» Task prompt
Wherever the string "voting" appears in a line, extract that line.

» Data for processing
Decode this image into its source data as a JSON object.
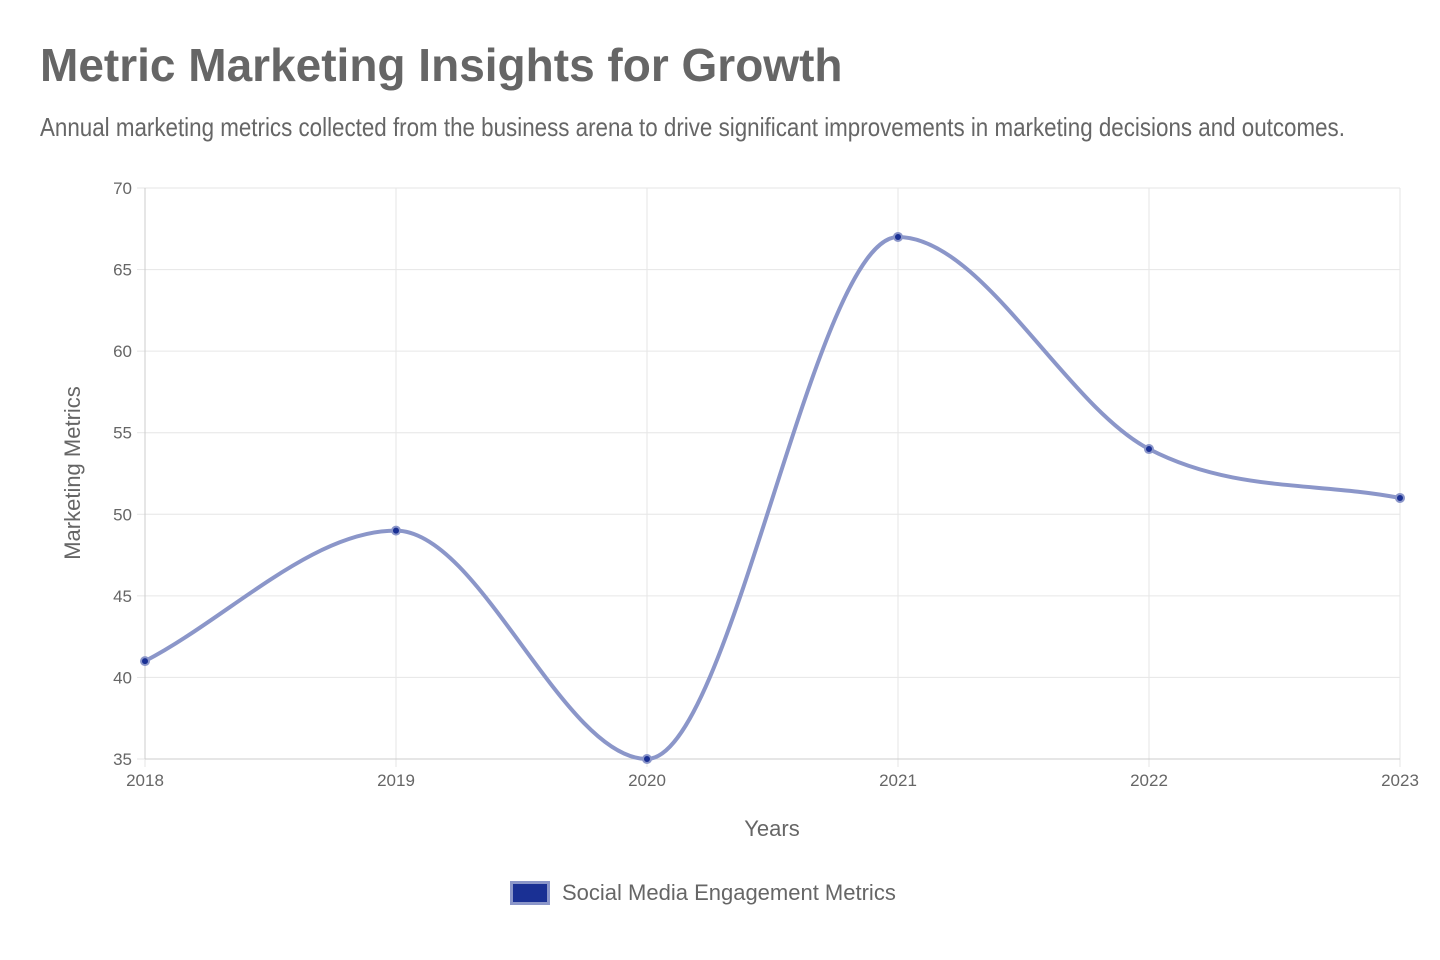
{
  "title": "Metric Marketing Insights for Growth",
  "subtitle": "Annual marketing metrics collected from the business arena to drive significant improvements in marketing decisions and outcomes.",
  "colors": {
    "line": "#8b96c9",
    "point": "#1a3094",
    "grid": "#e6e6e6",
    "text": "#666666"
  },
  "chart_data": {
    "type": "line",
    "x": [
      "2018",
      "2019",
      "2020",
      "2021",
      "2022",
      "2023"
    ],
    "series": [
      {
        "name": "Social Media Engagement Metrics",
        "values": [
          41,
          49,
          35,
          67,
          54,
          51
        ]
      }
    ],
    "xlabel": "Years",
    "ylabel": "Marketing Metrics",
    "ylim": [
      35,
      70
    ],
    "yticks": [
      "35",
      "40",
      "45",
      "50",
      "55",
      "60",
      "65",
      "70"
    ],
    "grid": true,
    "legend_position": "bottom",
    "smooth": true
  }
}
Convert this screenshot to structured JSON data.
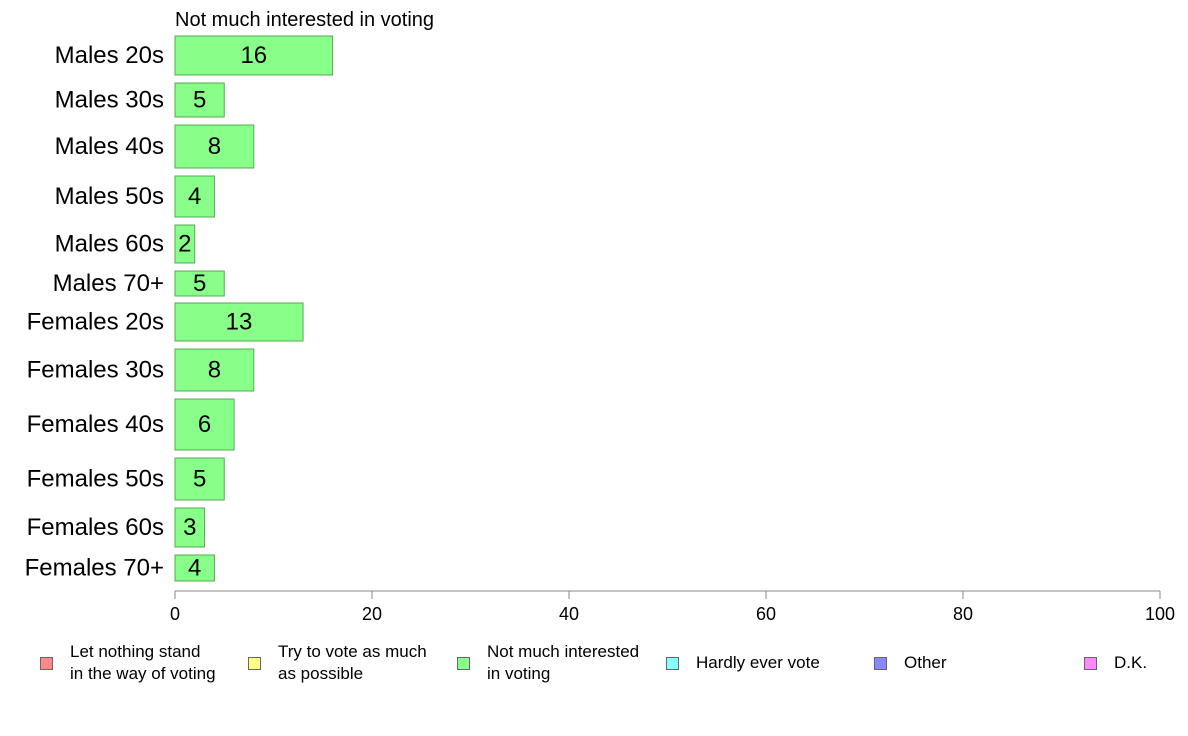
{
  "chart_data": {
    "type": "bar",
    "orientation": "horizontal",
    "title": "Not much interested in voting",
    "categories": [
      "Males 20s",
      "Males 30s",
      "Males 40s",
      "Males 50s",
      "Males 60s",
      "Males 70+",
      "Females 20s",
      "Females 30s",
      "Females 40s",
      "Females 50s",
      "Females 60s",
      "Females 70+"
    ],
    "values": [
      16,
      5,
      8,
      4,
      2,
      5,
      13,
      8,
      6,
      5,
      3,
      4
    ],
    "xlim": [
      0,
      100
    ],
    "xticks": [
      "0",
      "20",
      "40",
      "60",
      "80",
      "100"
    ],
    "grid": false,
    "bar_color": "#88ff88",
    "legend_position": "bottom",
    "legend": [
      {
        "label": "Let nothing stand\nin the way of voting",
        "color": "#ff8888"
      },
      {
        "label": "Try to vote as much\nas possible",
        "color": "#ffff88"
      },
      {
        "label": "Not much interested\nin voting",
        "color": "#88ff88"
      },
      {
        "label": "Hardly ever vote",
        "color": "#88ffff"
      },
      {
        "label": "Other",
        "color": "#8888ff"
      },
      {
        "label": "D.K.",
        "color": "#ff88ff"
      }
    ]
  }
}
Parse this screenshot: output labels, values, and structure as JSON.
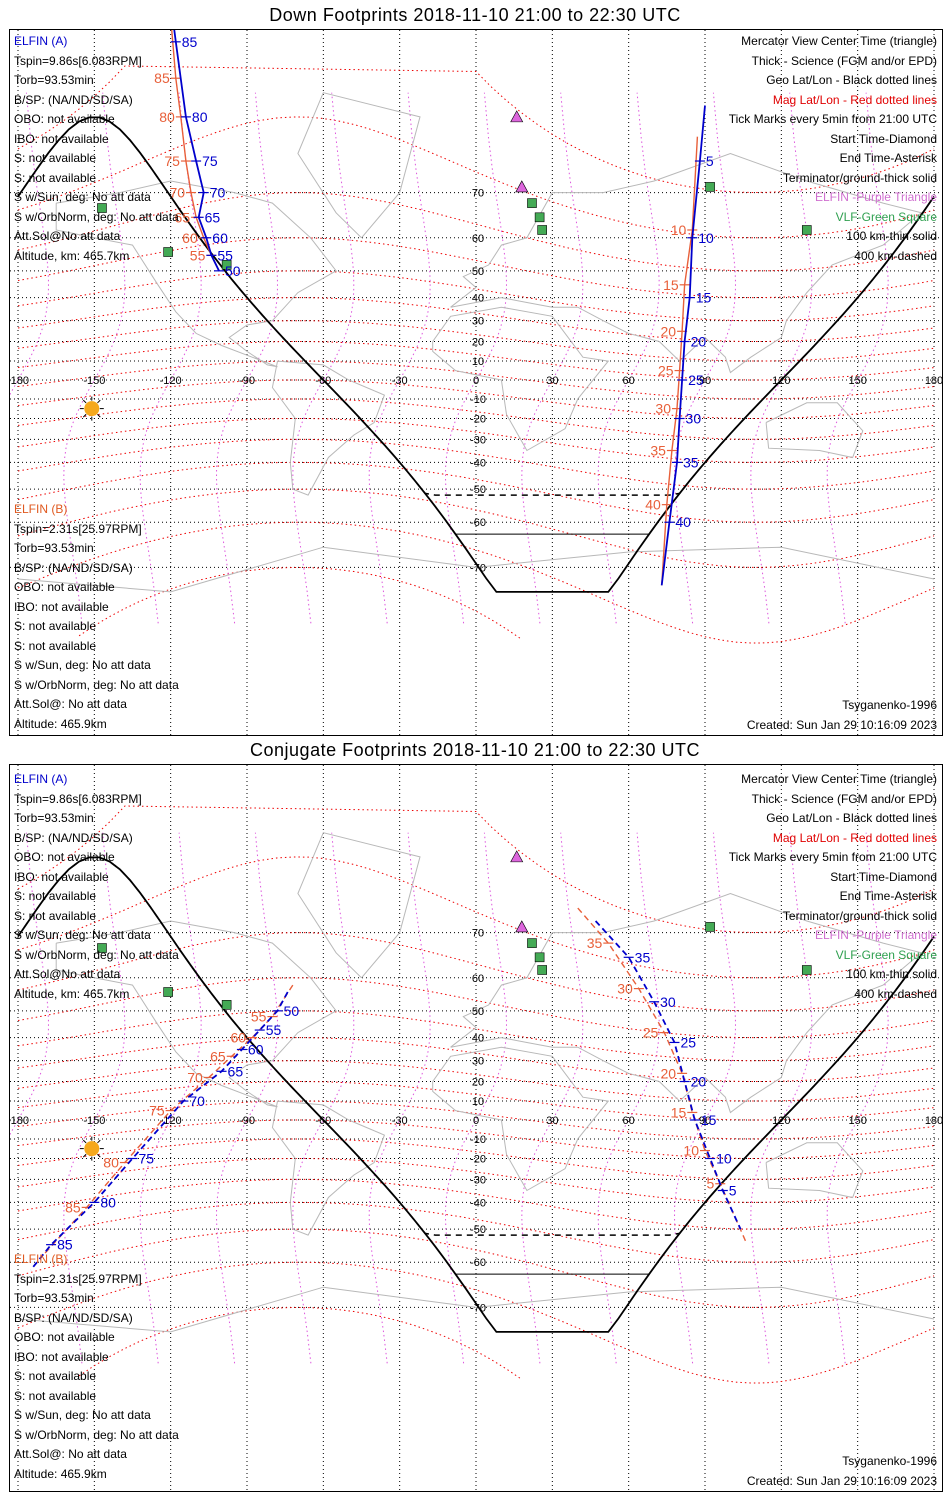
{
  "colors": {
    "elfin_a": "#0000cc",
    "elfin_b": "#e8603a",
    "geo_grid": "#000000",
    "mag_grid": "#ee0000",
    "mag_lon": "#dd55dd",
    "coast": "#b8b8b8",
    "terminator": "#000000",
    "elfin_station": "#dd66dd",
    "vlf_station": "#44aa55",
    "sun": "#f5a81c"
  },
  "axis": {
    "lon_ticks": [
      "-180",
      "-150",
      "-120",
      "-90",
      "-60",
      "-30",
      "0",
      "30",
      "60",
      "90",
      "120",
      "150",
      "180"
    ],
    "lat_ticks": [
      "70",
      "60",
      "50",
      "40",
      "30",
      "20",
      "10",
      "0",
      "-10",
      "-20",
      "-30",
      "-40",
      "-50",
      "-60",
      "-70"
    ]
  },
  "panels": [
    {
      "title": "Down Footprints 2018-11-10 21:00 to 22:30 UTC",
      "elfin_a": {
        "header": "ELFIN (A)",
        "lines": [
          "Tspin=9.86s[6.083RPM]",
          "Torb=93.53min",
          "B/SP: (NA/ND/SD/SA)",
          "OBO: not available",
          "IBO: not available",
          "S: not available",
          "S: not available",
          "S w/Sun, deg: No att data",
          "S w/OrbNorm, deg: No att data",
          "Att.Sol@No att data",
          "Altitude, km: 465.7km"
        ]
      },
      "elfin_b": {
        "header": "ELFIN (B)",
        "lines": [
          "Tspin=2.31s[25.97RPM]",
          "Torb=93.53min",
          "B/SP: (NA/ND/SD/SA)",
          "OBO: not available",
          "IBO: not available",
          "S: not available",
          "S: not available",
          "S w/Sun, deg: No att data",
          "S w/OrbNorm, deg: No att data",
          "Att.Sol@: No att data",
          "Altitude: 465.9km"
        ]
      },
      "legend": [
        "Mercator View Center Time (triangle)",
        "Thick - Science (FGM and/or EPD)",
        "Geo Lat/Lon - Black dotted lines",
        "Mag Lat/Lon - Red dotted lines",
        "Tick Marks every 5min from 21:00 UTC",
        "Start Time-Diamond",
        "End Time-Asterisk",
        "Terminator/ground-thick solid",
        "ELFIN -Purple Triangle",
        "VLF-Green Square",
        "100 km-thin solid",
        "400 km-dashed"
      ],
      "model": "Tsyganenko-1996",
      "created": "Created: Sun Jan 29 10:16:09 2023",
      "track_a": {
        "lonlat": [
          [
            -123,
            88
          ],
          [
            -118,
            85
          ],
          [
            -114,
            80
          ],
          [
            -110,
            75
          ],
          [
            -107,
            70
          ],
          [
            -109,
            65
          ],
          [
            -106,
            60
          ],
          [
            -104,
            55
          ],
          [
            -101,
            50
          ]
        ],
        "ticks": [
          "85",
          "80",
          "75",
          "70",
          "65",
          "60",
          "55",
          "50"
        ]
      },
      "track_b": {
        "lonlat": [
          [
            -120,
            86
          ],
          [
            -118,
            83
          ],
          [
            -116,
            80
          ],
          [
            -114,
            75
          ],
          [
            -112,
            70
          ],
          [
            -110,
            65
          ],
          [
            -107,
            60
          ],
          [
            -104,
            55
          ],
          [
            -101,
            50
          ]
        ],
        "ticks": [
          "85",
          "80",
          "75",
          "70",
          "65",
          "60",
          "55"
        ]
      },
      "track_a2": {
        "lonlat": [
          [
            90,
            81
          ],
          [
            88,
            75
          ],
          [
            85,
            60
          ],
          [
            84,
            40
          ],
          [
            82,
            20
          ],
          [
            81,
            0
          ],
          [
            80,
            -20
          ],
          [
            79,
            -40
          ],
          [
            76,
            -60
          ],
          [
            73,
            -73
          ]
        ],
        "ticks": [
          "5",
          "10",
          "15",
          "20",
          "25",
          "30",
          "35",
          "40"
        ]
      },
      "track_b2": {
        "lonlat": [
          [
            87,
            78
          ],
          [
            85,
            62
          ],
          [
            82,
            45
          ],
          [
            81,
            25
          ],
          [
            80,
            5
          ],
          [
            79,
            -15
          ],
          [
            77,
            -35
          ],
          [
            75,
            -55
          ],
          [
            73,
            -73
          ]
        ],
        "ticks": [
          "10",
          "15",
          "20",
          "25",
          "30",
          "35",
          "40"
        ]
      }
    },
    {
      "title": "Conjugate Footprints 2018-11-10 21:00 to 22:30 UTC",
      "elfin_a": {
        "header": "ELFIN (A)",
        "lines": [
          "Tspin=9.86s[6.083RPM]",
          "Torb=93.53min",
          "B/SP: (NA/ND/SD/SA)",
          "OBO: not available",
          "IBO: not available",
          "S: not available",
          "S: not available",
          "S w/Sun, deg: No att data",
          "S w/OrbNorm, deg: No att data",
          "Att.Sol@No att data",
          "Altitude, km: 465.7km"
        ]
      },
      "elfin_b": {
        "header": "ELFIN (B)",
        "lines": [
          "Tspin=2.31s[25.97RPM]",
          "Torb=93.53min",
          "B/SP: (NA/ND/SD/SA)",
          "OBO: not available",
          "IBO: not available",
          "S: not available",
          "S: not available",
          "S w/Sun, deg: No att data",
          "S w/OrbNorm, deg: No att data",
          "Att.Sol@: No att data",
          "Altitude: 465.9km"
        ]
      },
      "legend": [
        "Mercator View Center Time (triangle)",
        "Thick - Science (FGM and/or EPD)",
        "Geo Lat/Lon - Black dotted lines",
        "Mag Lat/Lon - Red dotted lines",
        "Tick Marks every 5min from 21:00 UTC",
        "Start Time-Diamond",
        "End Time-Asterisk",
        "Terminator/ground-thick solid",
        "ELFIN -Purple Triangle",
        "VLF-Green Square",
        "100 km-thin solid",
        "400 km-dashed"
      ],
      "model": "Tsyganenko-1996",
      "created": "Created: Sun Jan 29 10:16:09 2023",
      "track_a": {
        "lonlat": [
          [
            -74,
            56
          ],
          [
            -78,
            50
          ],
          [
            -85,
            43
          ],
          [
            -92,
            35
          ],
          [
            -100,
            25
          ],
          [
            -115,
            10
          ],
          [
            -135,
            -20
          ],
          [
            -150,
            -40
          ],
          [
            -167,
            -55
          ],
          [
            -175,
            -62
          ]
        ],
        "ticks": [
          "50",
          "55",
          "60",
          "65",
          "70",
          "75",
          "80",
          "85"
        ]
      },
      "track_b": {
        "lonlat": [
          [
            -72,
            58
          ],
          [
            -80,
            48
          ],
          [
            -88,
            40
          ],
          [
            -96,
            32
          ],
          [
            -105,
            22
          ],
          [
            -120,
            5
          ],
          [
            -138,
            -22
          ],
          [
            -153,
            -42
          ],
          [
            -170,
            -58
          ]
        ],
        "ticks": [
          "55",
          "60",
          "65",
          "70",
          "75",
          "80",
          "85"
        ]
      },
      "track_a2": {
        "lonlat": [
          [
            47,
            72
          ],
          [
            60,
            65
          ],
          [
            70,
            53
          ],
          [
            78,
            38
          ],
          [
            82,
            20
          ],
          [
            86,
            0
          ],
          [
            92,
            -20
          ],
          [
            97,
            -35
          ],
          [
            104,
            -50
          ]
        ],
        "ticks": [
          "35",
          "30",
          "25",
          "20",
          "15",
          "10",
          "5"
        ]
      },
      "track_b2": {
        "lonlat": [
          [
            40,
            74
          ],
          [
            52,
            68
          ],
          [
            64,
            57
          ],
          [
            74,
            42
          ],
          [
            81,
            24
          ],
          [
            85,
            4
          ],
          [
            90,
            -16
          ],
          [
            96,
            -32
          ],
          [
            106,
            -54
          ]
        ],
        "ticks": [
          "35",
          "30",
          "25",
          "20",
          "15",
          "10",
          "5"
        ]
      }
    }
  ]
}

» Complete output
    "title": "Not much interested in voting",
        "label": "Let nothing stand\nin the way of voting",
        "label": "Not much interested\nin voting",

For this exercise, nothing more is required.